WORK INSTRUCTIONS:
Restate the entire listing word for word.

:: PROVIDED INFORMATION ::

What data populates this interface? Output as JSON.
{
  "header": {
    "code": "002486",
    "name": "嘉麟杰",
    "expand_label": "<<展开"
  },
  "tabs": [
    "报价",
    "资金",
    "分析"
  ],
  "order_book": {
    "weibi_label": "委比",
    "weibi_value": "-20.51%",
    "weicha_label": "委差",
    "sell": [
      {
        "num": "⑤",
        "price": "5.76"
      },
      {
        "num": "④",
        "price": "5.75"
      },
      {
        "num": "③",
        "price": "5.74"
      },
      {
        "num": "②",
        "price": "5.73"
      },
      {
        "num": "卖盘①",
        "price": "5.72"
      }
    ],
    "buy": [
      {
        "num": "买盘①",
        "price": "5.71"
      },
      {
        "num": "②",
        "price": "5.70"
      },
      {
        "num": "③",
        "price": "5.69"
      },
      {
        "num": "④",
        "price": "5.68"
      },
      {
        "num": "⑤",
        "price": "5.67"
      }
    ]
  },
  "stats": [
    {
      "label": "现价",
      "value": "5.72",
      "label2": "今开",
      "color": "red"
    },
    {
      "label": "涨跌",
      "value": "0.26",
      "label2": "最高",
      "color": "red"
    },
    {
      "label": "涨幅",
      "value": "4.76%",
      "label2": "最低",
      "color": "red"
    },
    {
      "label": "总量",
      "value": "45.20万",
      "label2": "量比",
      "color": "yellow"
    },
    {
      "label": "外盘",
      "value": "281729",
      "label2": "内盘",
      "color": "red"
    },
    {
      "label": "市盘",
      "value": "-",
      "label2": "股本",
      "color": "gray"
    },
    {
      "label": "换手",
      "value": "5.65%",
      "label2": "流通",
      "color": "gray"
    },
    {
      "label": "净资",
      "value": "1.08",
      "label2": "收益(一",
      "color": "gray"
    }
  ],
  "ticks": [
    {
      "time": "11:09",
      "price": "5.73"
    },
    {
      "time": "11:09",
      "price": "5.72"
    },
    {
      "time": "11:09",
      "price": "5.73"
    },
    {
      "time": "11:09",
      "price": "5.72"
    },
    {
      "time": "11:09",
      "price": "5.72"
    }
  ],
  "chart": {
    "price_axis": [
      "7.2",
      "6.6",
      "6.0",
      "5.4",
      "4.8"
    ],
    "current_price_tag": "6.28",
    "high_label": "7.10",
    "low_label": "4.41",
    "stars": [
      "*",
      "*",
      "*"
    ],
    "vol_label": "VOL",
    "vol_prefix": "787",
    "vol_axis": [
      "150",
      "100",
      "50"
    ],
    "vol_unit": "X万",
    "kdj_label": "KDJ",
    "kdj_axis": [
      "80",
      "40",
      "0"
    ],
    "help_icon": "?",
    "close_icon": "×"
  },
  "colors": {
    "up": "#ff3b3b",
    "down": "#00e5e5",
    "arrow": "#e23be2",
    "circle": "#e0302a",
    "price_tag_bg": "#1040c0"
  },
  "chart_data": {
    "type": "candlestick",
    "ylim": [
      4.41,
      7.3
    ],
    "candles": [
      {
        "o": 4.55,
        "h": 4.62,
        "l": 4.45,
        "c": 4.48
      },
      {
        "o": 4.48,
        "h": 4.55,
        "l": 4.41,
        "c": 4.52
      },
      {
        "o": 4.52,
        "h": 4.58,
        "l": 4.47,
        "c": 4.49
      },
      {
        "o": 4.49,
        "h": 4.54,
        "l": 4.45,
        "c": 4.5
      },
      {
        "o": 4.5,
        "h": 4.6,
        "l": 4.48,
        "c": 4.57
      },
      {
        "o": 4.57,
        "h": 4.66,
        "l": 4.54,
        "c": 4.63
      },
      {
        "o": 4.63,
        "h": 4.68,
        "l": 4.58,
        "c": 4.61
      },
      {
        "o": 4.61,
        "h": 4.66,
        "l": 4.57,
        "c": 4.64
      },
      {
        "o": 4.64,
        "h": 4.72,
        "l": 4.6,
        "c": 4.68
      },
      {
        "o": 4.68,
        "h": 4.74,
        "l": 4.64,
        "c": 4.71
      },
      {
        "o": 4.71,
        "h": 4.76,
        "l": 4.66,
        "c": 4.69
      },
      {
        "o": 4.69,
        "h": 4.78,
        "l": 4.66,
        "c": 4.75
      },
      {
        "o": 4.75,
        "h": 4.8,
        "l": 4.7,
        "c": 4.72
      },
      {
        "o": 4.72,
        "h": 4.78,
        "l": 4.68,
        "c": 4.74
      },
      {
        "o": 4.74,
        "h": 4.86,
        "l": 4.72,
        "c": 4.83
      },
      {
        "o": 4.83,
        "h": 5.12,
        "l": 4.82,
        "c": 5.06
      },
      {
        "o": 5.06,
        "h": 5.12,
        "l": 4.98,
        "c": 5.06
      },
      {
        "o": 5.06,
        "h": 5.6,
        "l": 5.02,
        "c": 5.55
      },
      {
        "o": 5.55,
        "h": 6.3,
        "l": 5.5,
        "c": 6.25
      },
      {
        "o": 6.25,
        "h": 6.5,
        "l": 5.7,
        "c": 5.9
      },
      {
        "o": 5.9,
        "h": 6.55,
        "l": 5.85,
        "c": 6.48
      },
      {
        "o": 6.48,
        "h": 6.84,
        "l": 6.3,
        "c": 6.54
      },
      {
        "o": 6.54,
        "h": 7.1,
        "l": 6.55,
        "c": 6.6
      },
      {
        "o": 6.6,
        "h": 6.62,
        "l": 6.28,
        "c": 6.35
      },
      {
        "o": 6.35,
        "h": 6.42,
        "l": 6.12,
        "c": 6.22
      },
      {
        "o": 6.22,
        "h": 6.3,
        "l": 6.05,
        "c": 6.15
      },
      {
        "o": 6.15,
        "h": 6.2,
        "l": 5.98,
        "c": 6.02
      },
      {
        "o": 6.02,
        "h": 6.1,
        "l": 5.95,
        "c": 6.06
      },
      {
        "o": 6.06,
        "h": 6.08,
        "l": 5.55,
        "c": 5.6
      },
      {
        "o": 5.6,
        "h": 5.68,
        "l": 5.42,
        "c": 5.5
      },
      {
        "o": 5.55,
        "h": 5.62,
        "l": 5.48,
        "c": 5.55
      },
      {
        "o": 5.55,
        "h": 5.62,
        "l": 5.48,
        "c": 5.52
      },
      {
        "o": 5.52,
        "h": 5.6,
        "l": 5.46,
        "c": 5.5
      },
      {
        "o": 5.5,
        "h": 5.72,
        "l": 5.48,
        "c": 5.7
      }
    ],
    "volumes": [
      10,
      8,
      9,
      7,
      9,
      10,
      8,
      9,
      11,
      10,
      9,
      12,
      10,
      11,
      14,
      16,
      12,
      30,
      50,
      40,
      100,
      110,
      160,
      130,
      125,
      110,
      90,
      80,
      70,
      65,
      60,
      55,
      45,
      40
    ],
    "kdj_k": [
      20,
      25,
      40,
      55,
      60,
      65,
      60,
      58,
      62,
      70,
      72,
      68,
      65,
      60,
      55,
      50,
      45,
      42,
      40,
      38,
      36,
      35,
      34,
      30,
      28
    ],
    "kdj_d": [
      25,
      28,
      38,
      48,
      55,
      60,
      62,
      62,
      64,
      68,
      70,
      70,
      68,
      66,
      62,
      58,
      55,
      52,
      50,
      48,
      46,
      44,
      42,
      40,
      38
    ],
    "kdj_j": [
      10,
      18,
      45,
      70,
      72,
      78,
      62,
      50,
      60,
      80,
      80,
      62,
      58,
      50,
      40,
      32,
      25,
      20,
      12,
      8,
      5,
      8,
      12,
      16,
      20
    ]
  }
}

:::

TASK SOLUTION:
What data populates this interface? Output as JSON.
{
  "header": {
    "code": "002486",
    "name": "嘉麟杰",
    "expand_label": "<<展开"
  },
  "tabs": [
    "报价",
    "资金",
    "分析"
  ],
  "order_book": {
    "weibi_label": "委比",
    "weibi_value": "-20.51%",
    "weicha_label": "委差",
    "sell": [
      {
        "num": "⑤",
        "price": "5.76"
      },
      {
        "num": "④",
        "price": "5.75"
      },
      {
        "num": "③",
        "price": "5.74"
      },
      {
        "num": "②",
        "price": "5.73"
      },
      {
        "num": "卖盘①",
        "price": "5.72"
      }
    ],
    "buy": [
      {
        "num": "买盘①",
        "price": "5.71"
      },
      {
        "num": "②",
        "price": "5.70"
      },
      {
        "num": "③",
        "price": "5.69"
      },
      {
        "num": "④",
        "price": "5.68"
      },
      {
        "num": "⑤",
        "price": "5.67"
      }
    ]
  },
  "stats": [
    {
      "label": "现价",
      "value": "5.72",
      "label2": "今开",
      "color": "red"
    },
    {
      "label": "涨跌",
      "value": "0.26",
      "label2": "最高",
      "color": "red"
    },
    {
      "label": "涨幅",
      "value": "4.76%",
      "label2": "最低",
      "color": "red"
    },
    {
      "label": "总量",
      "value": "45.20万",
      "label2": "量比",
      "color": "yellow"
    },
    {
      "label": "外盘",
      "value": "281729",
      "label2": "内盘",
      "color": "red"
    },
    {
      "label": "市盘",
      "value": "-",
      "label2": "股本",
      "color": "gray"
    },
    {
      "label": "换手",
      "value": "5.65%",
      "label2": "流通",
      "color": "gray"
    },
    {
      "label": "净资",
      "value": "1.08",
      "label2": "收益(一",
      "color": "gray"
    }
  ],
  "ticks": [
    {
      "time": "11:09",
      "price": "5.73"
    },
    {
      "time": "11:09",
      "price": "5.72"
    },
    {
      "time": "11:09",
      "price": "5.73"
    },
    {
      "time": "11:09",
      "price": "5.72"
    },
    {
      "time": "11:09",
      "price": "5.72"
    }
  ],
  "chart": {
    "price_axis": [
      "7.2",
      "6.6",
      "6.0",
      "5.4",
      "4.8"
    ],
    "current_price_tag": "6.28",
    "high_label": "7.10",
    "low_label": "4.41",
    "stars": [
      "*",
      "*",
      "*"
    ],
    "vol_label": "VOL",
    "vol_prefix": "787",
    "vol_axis": [
      "150",
      "100",
      "50"
    ],
    "vol_unit": "X万",
    "kdj_label": "KDJ",
    "kdj_axis": [
      "80",
      "40",
      "0"
    ],
    "help_icon": "?",
    "close_icon": "×"
  },
  "colors": {
    "up": "#ff3b3b",
    "down": "#00e5e5",
    "arrow": "#e23be2",
    "circle": "#e0302a",
    "price_tag_bg": "#1040c0"
  },
  "chart_data": {
    "type": "candlestick",
    "ylim": [
      4.41,
      7.3
    ],
    "candles": [
      {
        "o": 4.55,
        "h": 4.62,
        "l": 4.45,
        "c": 4.48
      },
      {
        "o": 4.48,
        "h": 4.55,
        "l": 4.41,
        "c": 4.52
      },
      {
        "o": 4.52,
        "h": 4.58,
        "l": 4.47,
        "c": 4.49
      },
      {
        "o": 4.49,
        "h": 4.54,
        "l": 4.45,
        "c": 4.5
      },
      {
        "o": 4.5,
        "h": 4.6,
        "l": 4.48,
        "c": 4.57
      },
      {
        "o": 4.57,
        "h": 4.66,
        "l": 4.54,
        "c": 4.63
      },
      {
        "o": 4.63,
        "h": 4.68,
        "l": 4.58,
        "c": 4.61
      },
      {
        "o": 4.61,
        "h": 4.66,
        "l": 4.57,
        "c": 4.64
      },
      {
        "o": 4.64,
        "h": 4.72,
        "l": 4.6,
        "c": 4.68
      },
      {
        "o": 4.68,
        "h": 4.74,
        "l": 4.64,
        "c": 4.71
      },
      {
        "o": 4.71,
        "h": 4.76,
        "l": 4.66,
        "c": 4.69
      },
      {
        "o": 4.69,
        "h": 4.78,
        "l": 4.66,
        "c": 4.75
      },
      {
        "o": 4.75,
        "h": 4.8,
        "l": 4.7,
        "c": 4.72
      },
      {
        "o": 4.72,
        "h": 4.78,
        "l": 4.68,
        "c": 4.74
      },
      {
        "o": 4.74,
        "h": 4.86,
        "l": 4.72,
        "c": 4.83
      },
      {
        "o": 4.83,
        "h": 5.12,
        "l": 4.82,
        "c": 5.06
      },
      {
        "o": 5.06,
        "h": 5.12,
        "l": 4.98,
        "c": 5.06
      },
      {
        "o": 5.06,
        "h": 5.6,
        "l": 5.02,
        "c": 5.55
      },
      {
        "o": 5.55,
        "h": 6.3,
        "l": 5.5,
        "c": 6.25
      },
      {
        "o": 6.25,
        "h": 6.5,
        "l": 5.7,
        "c": 5.9
      },
      {
        "o": 5.9,
        "h": 6.55,
        "l": 5.85,
        "c": 6.48
      },
      {
        "o": 6.48,
        "h": 6.84,
        "l": 6.3,
        "c": 6.54
      },
      {
        "o": 6.54,
        "h": 7.1,
        "l": 6.55,
        "c": 6.6
      },
      {
        "o": 6.6,
        "h": 6.62,
        "l": 6.28,
        "c": 6.35
      },
      {
        "o": 6.35,
        "h": 6.42,
        "l": 6.12,
        "c": 6.22
      },
      {
        "o": 6.22,
        "h": 6.3,
        "l": 6.05,
        "c": 6.15
      },
      {
        "o": 6.15,
        "h": 6.2,
        "l": 5.98,
        "c": 6.02
      },
      {
        "o": 6.02,
        "h": 6.1,
        "l": 5.95,
        "c": 6.06
      },
      {
        "o": 6.06,
        "h": 6.08,
        "l": 5.55,
        "c": 5.6
      },
      {
        "o": 5.6,
        "h": 5.68,
        "l": 5.42,
        "c": 5.5
      },
      {
        "o": 5.55,
        "h": 5.62,
        "l": 5.48,
        "c": 5.55
      },
      {
        "o": 5.55,
        "h": 5.62,
        "l": 5.48,
        "c": 5.52
      },
      {
        "o": 5.52,
        "h": 5.6,
        "l": 5.46,
        "c": 5.5
      },
      {
        "o": 5.5,
        "h": 5.72,
        "l": 5.48,
        "c": 5.7
      }
    ],
    "volumes": [
      10,
      8,
      9,
      7,
      9,
      10,
      8,
      9,
      11,
      10,
      9,
      12,
      10,
      11,
      14,
      16,
      12,
      30,
      50,
      40,
      100,
      110,
      160,
      130,
      125,
      110,
      90,
      80,
      70,
      65,
      60,
      55,
      45,
      40
    ],
    "kdj_k": [
      20,
      25,
      40,
      55,
      60,
      65,
      60,
      58,
      62,
      70,
      72,
      68,
      65,
      60,
      55,
      50,
      45,
      42,
      40,
      38,
      36,
      35,
      34,
      30,
      28
    ],
    "kdj_d": [
      25,
      28,
      38,
      48,
      55,
      60,
      62,
      62,
      64,
      68,
      70,
      70,
      68,
      66,
      62,
      58,
      55,
      52,
      50,
      48,
      46,
      44,
      42,
      40,
      38
    ],
    "kdj_j": [
      10,
      18,
      45,
      70,
      72,
      78,
      62,
      50,
      60,
      80,
      80,
      62,
      58,
      50,
      40,
      32,
      25,
      20,
      12,
      8,
      5,
      8,
      12,
      16,
      20
    ]
  }
}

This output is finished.